Exercise instructions: Gather every line from the entries below that includes "vectơ".

Data to process:
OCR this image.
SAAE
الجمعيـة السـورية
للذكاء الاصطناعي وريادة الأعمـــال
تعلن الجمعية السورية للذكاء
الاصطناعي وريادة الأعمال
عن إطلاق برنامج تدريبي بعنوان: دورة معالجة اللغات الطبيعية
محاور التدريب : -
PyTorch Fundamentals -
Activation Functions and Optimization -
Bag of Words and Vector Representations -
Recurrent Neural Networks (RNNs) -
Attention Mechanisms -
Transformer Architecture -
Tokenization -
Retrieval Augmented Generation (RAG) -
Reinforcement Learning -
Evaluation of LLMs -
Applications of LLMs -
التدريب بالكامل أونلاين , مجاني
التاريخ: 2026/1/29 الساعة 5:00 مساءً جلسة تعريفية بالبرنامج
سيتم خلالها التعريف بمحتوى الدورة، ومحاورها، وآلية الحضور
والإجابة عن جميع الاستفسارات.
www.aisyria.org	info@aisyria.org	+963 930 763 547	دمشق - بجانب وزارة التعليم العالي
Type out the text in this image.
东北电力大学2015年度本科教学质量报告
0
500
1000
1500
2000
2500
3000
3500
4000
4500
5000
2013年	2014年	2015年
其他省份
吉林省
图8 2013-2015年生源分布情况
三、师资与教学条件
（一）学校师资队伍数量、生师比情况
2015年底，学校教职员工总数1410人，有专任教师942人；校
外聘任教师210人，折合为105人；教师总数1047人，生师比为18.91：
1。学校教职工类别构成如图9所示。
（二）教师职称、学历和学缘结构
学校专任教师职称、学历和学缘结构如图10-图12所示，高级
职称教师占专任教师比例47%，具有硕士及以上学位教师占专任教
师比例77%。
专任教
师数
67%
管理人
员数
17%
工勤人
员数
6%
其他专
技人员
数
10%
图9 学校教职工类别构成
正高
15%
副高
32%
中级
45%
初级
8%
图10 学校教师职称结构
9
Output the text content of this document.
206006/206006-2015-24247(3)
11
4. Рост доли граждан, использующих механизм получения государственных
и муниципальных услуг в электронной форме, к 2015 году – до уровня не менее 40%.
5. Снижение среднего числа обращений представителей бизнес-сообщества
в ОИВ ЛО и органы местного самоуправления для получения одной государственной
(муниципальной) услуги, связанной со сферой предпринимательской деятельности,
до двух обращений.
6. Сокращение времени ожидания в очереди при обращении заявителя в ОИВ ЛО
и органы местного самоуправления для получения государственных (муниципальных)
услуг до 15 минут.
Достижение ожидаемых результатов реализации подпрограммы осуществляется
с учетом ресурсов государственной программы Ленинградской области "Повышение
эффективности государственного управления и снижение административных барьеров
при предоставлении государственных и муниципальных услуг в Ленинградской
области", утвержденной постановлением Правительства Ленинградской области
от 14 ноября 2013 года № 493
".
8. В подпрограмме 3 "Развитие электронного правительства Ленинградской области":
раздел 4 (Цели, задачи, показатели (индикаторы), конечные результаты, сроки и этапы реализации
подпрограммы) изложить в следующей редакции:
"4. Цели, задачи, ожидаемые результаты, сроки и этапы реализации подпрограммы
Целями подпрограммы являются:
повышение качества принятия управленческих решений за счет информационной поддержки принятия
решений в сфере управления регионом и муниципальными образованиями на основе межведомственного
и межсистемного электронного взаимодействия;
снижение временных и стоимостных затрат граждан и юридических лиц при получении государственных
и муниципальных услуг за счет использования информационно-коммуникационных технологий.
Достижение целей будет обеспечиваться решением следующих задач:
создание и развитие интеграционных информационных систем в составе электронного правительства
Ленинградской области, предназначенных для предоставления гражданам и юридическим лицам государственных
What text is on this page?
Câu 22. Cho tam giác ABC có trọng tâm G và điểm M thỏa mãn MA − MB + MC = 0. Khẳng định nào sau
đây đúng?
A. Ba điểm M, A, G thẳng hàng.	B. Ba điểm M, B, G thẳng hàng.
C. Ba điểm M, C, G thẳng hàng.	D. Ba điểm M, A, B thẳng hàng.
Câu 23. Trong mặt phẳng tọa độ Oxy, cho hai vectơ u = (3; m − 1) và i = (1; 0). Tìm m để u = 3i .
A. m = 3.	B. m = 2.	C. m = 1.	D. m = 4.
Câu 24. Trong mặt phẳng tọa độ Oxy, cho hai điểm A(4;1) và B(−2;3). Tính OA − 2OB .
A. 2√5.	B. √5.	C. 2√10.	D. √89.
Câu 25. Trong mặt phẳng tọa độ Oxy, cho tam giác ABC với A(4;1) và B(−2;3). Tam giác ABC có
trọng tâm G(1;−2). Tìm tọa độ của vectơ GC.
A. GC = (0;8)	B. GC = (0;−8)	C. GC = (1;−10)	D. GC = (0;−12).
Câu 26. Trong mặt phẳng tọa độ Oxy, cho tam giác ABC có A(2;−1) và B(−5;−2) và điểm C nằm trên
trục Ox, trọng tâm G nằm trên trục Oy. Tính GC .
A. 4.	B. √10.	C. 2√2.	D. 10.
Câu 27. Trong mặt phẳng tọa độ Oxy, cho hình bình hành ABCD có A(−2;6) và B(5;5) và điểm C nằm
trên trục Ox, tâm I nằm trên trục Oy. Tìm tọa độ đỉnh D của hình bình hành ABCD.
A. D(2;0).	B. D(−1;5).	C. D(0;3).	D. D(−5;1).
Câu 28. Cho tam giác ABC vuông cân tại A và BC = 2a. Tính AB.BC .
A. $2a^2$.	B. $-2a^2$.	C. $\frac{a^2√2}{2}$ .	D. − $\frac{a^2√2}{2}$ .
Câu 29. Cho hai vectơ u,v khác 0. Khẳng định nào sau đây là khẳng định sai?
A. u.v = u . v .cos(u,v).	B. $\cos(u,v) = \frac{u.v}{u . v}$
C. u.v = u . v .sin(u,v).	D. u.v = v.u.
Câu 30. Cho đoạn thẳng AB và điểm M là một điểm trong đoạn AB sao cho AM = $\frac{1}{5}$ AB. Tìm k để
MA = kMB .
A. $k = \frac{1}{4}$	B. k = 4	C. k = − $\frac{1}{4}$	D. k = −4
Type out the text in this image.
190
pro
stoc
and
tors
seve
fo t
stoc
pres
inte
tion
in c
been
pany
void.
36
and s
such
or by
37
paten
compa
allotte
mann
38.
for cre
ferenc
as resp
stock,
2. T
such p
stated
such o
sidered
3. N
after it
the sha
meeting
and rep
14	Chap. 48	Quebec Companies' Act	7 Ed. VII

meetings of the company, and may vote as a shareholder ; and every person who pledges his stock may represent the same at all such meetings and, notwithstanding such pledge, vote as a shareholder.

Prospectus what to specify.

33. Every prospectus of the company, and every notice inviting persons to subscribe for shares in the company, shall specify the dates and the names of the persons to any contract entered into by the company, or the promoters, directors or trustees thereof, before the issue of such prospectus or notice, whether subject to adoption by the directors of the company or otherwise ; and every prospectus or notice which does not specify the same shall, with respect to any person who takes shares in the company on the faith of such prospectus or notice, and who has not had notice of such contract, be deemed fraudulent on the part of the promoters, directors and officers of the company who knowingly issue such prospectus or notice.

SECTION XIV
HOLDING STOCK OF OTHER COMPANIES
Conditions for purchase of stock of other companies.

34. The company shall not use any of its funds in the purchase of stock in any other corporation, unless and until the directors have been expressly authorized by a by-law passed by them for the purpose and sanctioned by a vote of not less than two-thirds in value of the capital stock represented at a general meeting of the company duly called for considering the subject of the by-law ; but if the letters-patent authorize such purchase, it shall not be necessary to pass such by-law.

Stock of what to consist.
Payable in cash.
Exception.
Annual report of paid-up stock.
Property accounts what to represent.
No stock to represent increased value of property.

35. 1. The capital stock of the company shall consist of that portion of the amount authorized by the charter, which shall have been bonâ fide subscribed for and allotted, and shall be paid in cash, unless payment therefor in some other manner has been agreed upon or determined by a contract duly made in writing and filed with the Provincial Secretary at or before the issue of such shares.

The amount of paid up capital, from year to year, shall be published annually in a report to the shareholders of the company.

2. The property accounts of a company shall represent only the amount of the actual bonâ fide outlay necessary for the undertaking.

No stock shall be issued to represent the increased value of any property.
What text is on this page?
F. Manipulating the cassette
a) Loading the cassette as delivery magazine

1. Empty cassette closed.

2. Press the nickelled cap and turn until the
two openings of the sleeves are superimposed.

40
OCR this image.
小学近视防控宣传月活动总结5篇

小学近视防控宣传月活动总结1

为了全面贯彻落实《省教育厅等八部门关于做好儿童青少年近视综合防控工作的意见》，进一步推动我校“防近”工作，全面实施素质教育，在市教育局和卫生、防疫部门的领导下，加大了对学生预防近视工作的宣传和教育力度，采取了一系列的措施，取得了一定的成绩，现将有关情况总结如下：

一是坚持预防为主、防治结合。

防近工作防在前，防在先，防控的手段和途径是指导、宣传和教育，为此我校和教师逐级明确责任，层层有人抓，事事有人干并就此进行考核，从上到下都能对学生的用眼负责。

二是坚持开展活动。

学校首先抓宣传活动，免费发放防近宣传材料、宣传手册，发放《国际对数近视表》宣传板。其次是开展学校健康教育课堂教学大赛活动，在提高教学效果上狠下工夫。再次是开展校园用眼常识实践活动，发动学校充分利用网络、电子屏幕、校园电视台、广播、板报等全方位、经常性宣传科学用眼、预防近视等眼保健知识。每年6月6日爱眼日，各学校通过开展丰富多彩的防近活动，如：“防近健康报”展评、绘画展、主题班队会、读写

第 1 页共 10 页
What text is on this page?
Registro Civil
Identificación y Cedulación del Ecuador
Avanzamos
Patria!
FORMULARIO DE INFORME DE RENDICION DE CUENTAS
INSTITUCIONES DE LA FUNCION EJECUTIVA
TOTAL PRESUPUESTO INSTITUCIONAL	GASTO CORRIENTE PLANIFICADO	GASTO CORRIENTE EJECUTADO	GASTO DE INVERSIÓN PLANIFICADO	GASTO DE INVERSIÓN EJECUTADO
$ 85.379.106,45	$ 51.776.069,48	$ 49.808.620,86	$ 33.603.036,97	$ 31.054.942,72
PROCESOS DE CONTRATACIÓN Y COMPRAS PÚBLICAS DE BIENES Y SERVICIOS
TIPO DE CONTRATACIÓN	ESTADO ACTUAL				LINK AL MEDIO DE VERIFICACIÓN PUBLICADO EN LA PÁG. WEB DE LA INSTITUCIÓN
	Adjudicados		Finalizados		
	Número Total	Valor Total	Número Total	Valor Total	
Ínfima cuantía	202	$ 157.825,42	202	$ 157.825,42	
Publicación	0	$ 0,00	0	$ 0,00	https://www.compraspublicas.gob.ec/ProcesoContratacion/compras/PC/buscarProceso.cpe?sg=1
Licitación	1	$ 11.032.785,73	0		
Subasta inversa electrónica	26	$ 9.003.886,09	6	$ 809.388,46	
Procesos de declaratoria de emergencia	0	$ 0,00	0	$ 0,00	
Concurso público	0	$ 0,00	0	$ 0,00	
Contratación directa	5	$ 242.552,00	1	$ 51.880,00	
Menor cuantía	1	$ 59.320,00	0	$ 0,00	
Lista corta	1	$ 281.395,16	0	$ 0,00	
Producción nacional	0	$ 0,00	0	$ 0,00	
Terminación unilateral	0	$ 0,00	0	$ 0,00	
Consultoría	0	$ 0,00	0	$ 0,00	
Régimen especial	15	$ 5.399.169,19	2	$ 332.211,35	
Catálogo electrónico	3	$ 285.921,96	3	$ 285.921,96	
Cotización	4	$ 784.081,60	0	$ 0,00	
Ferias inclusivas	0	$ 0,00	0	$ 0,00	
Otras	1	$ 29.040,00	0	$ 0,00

Written response:
Câu 23. Trong mặt phẳng tọa độ Oxy, cho hai vectơ u = (3; m − 1) và i = (1; 0). Tìm m để u = 3i .
trọng tâm G(1;−2). Tìm tọa độ của vectơ GC.
Câu 29. Cho hai vectơ u,v khác 0. Khẳng định nào sau đây là khẳng định sai?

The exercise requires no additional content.